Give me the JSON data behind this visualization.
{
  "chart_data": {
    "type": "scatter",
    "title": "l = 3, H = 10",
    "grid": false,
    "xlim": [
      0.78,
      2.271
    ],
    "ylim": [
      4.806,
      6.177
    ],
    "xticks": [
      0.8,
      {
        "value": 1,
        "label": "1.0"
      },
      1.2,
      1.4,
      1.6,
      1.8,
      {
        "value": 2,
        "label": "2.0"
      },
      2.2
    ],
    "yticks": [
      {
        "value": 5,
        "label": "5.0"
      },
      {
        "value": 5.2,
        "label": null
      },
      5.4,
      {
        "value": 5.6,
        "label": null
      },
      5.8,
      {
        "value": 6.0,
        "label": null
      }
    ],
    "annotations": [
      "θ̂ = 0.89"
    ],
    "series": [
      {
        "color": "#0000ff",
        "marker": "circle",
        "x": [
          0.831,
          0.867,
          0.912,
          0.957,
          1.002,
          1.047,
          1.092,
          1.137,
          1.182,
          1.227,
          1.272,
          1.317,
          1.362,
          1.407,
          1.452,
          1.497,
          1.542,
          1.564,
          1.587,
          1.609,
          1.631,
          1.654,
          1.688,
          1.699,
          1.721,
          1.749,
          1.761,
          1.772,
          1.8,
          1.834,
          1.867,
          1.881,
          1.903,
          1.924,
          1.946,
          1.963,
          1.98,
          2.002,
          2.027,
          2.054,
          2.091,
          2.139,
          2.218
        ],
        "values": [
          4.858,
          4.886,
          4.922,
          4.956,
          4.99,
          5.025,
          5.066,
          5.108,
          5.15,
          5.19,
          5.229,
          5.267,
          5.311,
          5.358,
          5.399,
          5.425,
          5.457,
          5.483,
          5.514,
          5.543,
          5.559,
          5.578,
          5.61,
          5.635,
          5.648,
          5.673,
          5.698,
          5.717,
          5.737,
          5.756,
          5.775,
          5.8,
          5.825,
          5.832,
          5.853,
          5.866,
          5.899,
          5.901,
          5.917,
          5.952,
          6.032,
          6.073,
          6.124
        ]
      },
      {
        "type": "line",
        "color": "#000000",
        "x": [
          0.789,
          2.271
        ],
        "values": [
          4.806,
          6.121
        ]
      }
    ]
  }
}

═══

* **Written exercise**
Extract all of the data above without altering anything.

* **Expected answer**
Give me the JSON data behind this visualization.
{
  "chart_data": {
    "type": "scatter",
    "title": "l = 3, H = 10",
    "grid": false,
    "xlim": [
      0.78,
      2.271
    ],
    "ylim": [
      4.806,
      6.177
    ],
    "xticks": [
      0.8,
      {
        "value": 1,
        "label": "1.0"
      },
      1.2,
      1.4,
      1.6,
      1.8,
      {
        "value": 2,
        "label": "2.0"
      },
      2.2
    ],
    "yticks": [
      {
        "value": 5,
        "label": "5.0"
      },
      {
        "value": 5.2,
        "label": null
      },
      5.4,
      {
        "value": 5.6,
        "label": null
      },
      5.8,
      {
        "value": 6.0,
        "label": null
      }
    ],
    "annotations": [
      "θ̂ = 0.89"
    ],
    "series": [
      {
        "color": "#0000ff",
        "marker": "circle",
        "x": [
          0.831,
          0.867,
          0.912,
          0.957,
          1.002,
          1.047,
          1.092,
          1.137,
          1.182,
          1.227,
          1.272,
          1.317,
          1.362,
          1.407,
          1.452,
          1.497,
          1.542,
          1.564,
          1.587,
          1.609,
          1.631,
          1.654,
          1.688,
          1.699,
          1.721,
          1.749,
          1.761,
          1.772,
          1.8,
          1.834,
          1.867,
          1.881,
          1.903,
          1.924,
          1.946,
          1.963,
          1.98,
          2.002,
          2.027,
          2.054,
          2.091,
          2.139,
          2.218
        ],
        "values": [
          4.858,
          4.886,
          4.922,
          4.956,
          4.99,
          5.025,
          5.066,
          5.108,
          5.15,
          5.19,
          5.229,
          5.267,
          5.311,
          5.358,
          5.399,
          5.425,
          5.457,
          5.483,
          5.514,
          5.543,
          5.559,
          5.578,
          5.61,
          5.635,
          5.648,
          5.673,
          5.698,
          5.717,
          5.737,
          5.756,
          5.775,
          5.8,
          5.825,
          5.832,
          5.853,
          5.866,
          5.899,
          5.901,
          5.917,
          5.952,
          6.032,
          6.073,
          6.124
        ]
      },
      {
        "type": "line",
        "color": "#000000",
        "x": [
          0.789,
          2.271
        ],
        "values": [
          4.806,
          6.121
        ]
      }
    ]
  }
}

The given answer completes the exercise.